WHAT THE TASK REQUIRES:
Take the records underneath and set them down exactly.

DATA FOR THIS TASK:
_ _ _ _ _ _ _

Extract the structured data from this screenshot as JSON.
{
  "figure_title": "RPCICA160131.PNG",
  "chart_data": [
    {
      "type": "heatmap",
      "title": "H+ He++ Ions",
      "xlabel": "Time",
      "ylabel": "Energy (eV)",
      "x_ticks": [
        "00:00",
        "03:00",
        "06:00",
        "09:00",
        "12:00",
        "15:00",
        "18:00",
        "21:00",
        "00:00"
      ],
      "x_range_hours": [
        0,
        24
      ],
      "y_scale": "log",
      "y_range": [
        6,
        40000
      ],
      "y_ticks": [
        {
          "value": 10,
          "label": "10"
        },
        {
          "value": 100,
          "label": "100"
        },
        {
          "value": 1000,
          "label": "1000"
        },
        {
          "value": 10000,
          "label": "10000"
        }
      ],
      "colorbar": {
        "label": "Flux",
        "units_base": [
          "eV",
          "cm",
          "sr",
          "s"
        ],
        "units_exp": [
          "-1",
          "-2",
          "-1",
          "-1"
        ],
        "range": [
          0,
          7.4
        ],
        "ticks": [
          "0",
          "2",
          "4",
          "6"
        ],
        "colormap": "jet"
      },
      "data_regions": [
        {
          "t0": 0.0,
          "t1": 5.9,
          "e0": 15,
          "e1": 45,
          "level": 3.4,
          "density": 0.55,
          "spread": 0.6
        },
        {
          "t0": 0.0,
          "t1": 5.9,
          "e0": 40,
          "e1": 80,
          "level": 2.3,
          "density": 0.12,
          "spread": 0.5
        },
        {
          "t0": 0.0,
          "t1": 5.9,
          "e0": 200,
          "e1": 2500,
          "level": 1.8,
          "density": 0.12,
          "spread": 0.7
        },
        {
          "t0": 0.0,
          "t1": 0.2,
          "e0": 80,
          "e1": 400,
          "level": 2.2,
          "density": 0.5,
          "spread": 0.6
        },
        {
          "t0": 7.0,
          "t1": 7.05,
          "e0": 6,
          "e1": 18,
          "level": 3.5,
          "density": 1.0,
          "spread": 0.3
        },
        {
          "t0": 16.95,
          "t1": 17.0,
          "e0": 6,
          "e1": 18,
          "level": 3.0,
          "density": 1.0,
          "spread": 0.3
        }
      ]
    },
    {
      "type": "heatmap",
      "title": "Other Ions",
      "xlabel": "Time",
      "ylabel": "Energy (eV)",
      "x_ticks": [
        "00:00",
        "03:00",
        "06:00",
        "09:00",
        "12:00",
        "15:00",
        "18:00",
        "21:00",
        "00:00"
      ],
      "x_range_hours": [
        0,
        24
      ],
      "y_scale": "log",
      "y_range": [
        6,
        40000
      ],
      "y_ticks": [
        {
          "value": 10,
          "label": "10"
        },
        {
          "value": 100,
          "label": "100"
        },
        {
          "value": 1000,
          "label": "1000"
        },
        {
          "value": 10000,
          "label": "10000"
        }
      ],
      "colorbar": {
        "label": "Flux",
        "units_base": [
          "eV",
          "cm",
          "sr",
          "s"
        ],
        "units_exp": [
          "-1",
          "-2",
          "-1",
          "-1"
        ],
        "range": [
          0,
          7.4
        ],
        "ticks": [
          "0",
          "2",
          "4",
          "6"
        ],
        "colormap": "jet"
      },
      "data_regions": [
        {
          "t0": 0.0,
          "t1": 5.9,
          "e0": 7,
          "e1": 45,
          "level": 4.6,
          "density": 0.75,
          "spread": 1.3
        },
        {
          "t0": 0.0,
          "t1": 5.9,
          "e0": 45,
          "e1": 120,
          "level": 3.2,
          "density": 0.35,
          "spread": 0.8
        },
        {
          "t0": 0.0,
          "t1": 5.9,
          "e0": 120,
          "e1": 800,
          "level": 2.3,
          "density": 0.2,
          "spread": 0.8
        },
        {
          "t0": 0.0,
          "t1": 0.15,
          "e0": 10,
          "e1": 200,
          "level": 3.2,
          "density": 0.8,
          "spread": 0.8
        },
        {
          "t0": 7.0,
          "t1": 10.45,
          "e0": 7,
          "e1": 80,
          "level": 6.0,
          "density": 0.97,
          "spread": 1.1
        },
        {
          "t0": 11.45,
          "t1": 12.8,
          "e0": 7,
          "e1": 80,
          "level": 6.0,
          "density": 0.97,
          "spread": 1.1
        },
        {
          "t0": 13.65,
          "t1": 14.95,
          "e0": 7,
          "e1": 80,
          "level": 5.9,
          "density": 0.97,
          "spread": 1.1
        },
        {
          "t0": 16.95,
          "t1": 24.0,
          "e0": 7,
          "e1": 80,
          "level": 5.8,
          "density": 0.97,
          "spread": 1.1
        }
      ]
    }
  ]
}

_ _ _ _ _ _ _

THE ANSWER:
Extract the structured data from this screenshot as JSON.
{
  "figure_title": "RPCICA160131.PNG",
  "chart_data": [
    {
      "type": "heatmap",
      "title": "H+ He++ Ions",
      "xlabel": "Time",
      "ylabel": "Energy (eV)",
      "x_ticks": [
        "00:00",
        "03:00",
        "06:00",
        "09:00",
        "12:00",
        "15:00",
        "18:00",
        "21:00",
        "00:00"
      ],
      "x_range_hours": [
        0,
        24
      ],
      "y_scale": "log",
      "y_range": [
        6,
        40000
      ],
      "y_ticks": [
        {
          "value": 10,
          "label": "10"
        },
        {
          "value": 100,
          "label": "100"
        },
        {
          "value": 1000,
          "label": "1000"
        },
        {
          "value": 10000,
          "label": "10000"
        }
      ],
      "colorbar": {
        "label": "Flux",
        "units_base": [
          "eV",
          "cm",
          "sr",
          "s"
        ],
        "units_exp": [
          "-1",
          "-2",
          "-1",
          "-1"
        ],
        "range": [
          0,
          7.4
        ],
        "ticks": [
          "0",
          "2",
          "4",
          "6"
        ],
        "colormap": "jet"
      },
      "data_regions": [
        {
          "t0": 0.0,
          "t1": 5.9,
          "e0": 15,
          "e1": 45,
          "level": 3.4,
          "density": 0.55,
          "spread": 0.6
        },
        {
          "t0": 0.0,
          "t1": 5.9,
          "e0": 40,
          "e1": 80,
          "level": 2.3,
          "density": 0.12,
          "spread": 0.5
        },
        {
          "t0": 0.0,
          "t1": 5.9,
          "e0": 200,
          "e1": 2500,
          "level": 1.8,
          "density": 0.12,
          "spread": 0.7
        },
        {
          "t0": 0.0,
          "t1": 0.2,
          "e0": 80,
          "e1": 400,
          "level": 2.2,
          "density": 0.5,
          "spread": 0.6
        },
        {
          "t0": 7.0,
          "t1": 7.05,
          "e0": 6,
          "e1": 18,
          "level": 3.5,
          "density": 1.0,
          "spread": 0.3
        },
        {
          "t0": 16.95,
          "t1": 17.0,
          "e0": 6,
          "e1": 18,
          "level": 3.0,
          "density": 1.0,
          "spread": 0.3
        }
      ]
    },
    {
      "type": "heatmap",
      "title": "Other Ions",
      "xlabel": "Time",
      "ylabel": "Energy (eV)",
      "x_ticks": [
        "00:00",
        "03:00",
        "06:00",
        "09:00",
        "12:00",
        "15:00",
        "18:00",
        "21:00",
        "00:00"
      ],
      "x_range_hours": [
        0,
        24
      ],
      "y_scale": "log",
      "y_range": [
        6,
        40000
      ],
      "y_ticks": [
        {
          "value": 10,
          "label": "10"
        },
        {
          "value": 100,
          "label": "100"
        },
        {
          "value": 1000,
          "label": "1000"
        },
        {
          "value": 10000,
          "label": "10000"
        }
      ],
      "colorbar": {
        "label": "Flux",
        "units_base": [
          "eV",
          "cm",
          "sr",
          "s"
        ],
        "units_exp": [
          "-1",
          "-2",
          "-1",
          "-1"
        ],
        "range": [
          0,
          7.4
        ],
        "ticks": [
          "0",
          "2",
          "4",
          "6"
        ],
        "colormap": "jet"
      },
      "data_regions": [
        {
          "t0": 0.0,
          "t1": 5.9,
          "e0": 7,
          "e1": 45,
          "level": 4.6,
          "density": 0.75,
          "spread": 1.3
        },
        {
          "t0": 0.0,
          "t1": 5.9,
          "e0": 45,
          "e1": 120,
          "level": 3.2,
          "density": 0.35,
          "spread": 0.8
        },
        {
          "t0": 0.0,
          "t1": 5.9,
          "e0": 120,
          "e1": 800,
          "level": 2.3,
          "density": 0.2,
          "spread": 0.8
        },
        {
          "t0": 0.0,
          "t1": 0.15,
          "e0": 10,
          "e1": 200,
          "level": 3.2,
          "density": 0.8,
          "spread": 0.8
        },
        {
          "t0": 7.0,
          "t1": 10.45,
          "e0": 7,
          "e1": 80,
          "level": 6.0,
          "density": 0.97,
          "spread": 1.1
        },
        {
          "t0": 11.45,
          "t1": 12.8,
          "e0": 7,
          "e1": 80,
          "level": 6.0,
          "density": 0.97,
          "spread": 1.1
        },
        {
          "t0": 13.65,
          "t1": 14.95,
          "e0": 7,
          "e1": 80,
          "level": 5.9,
          "density": 0.97,
          "spread": 1.1
        },
        {
          "t0": 16.95,
          "t1": 24.0,
          "e0": 7,
          "e1": 80,
          "level": 5.8,
          "density": 0.97,
          "spread": 1.1
        }
      ]
    }
  ]
}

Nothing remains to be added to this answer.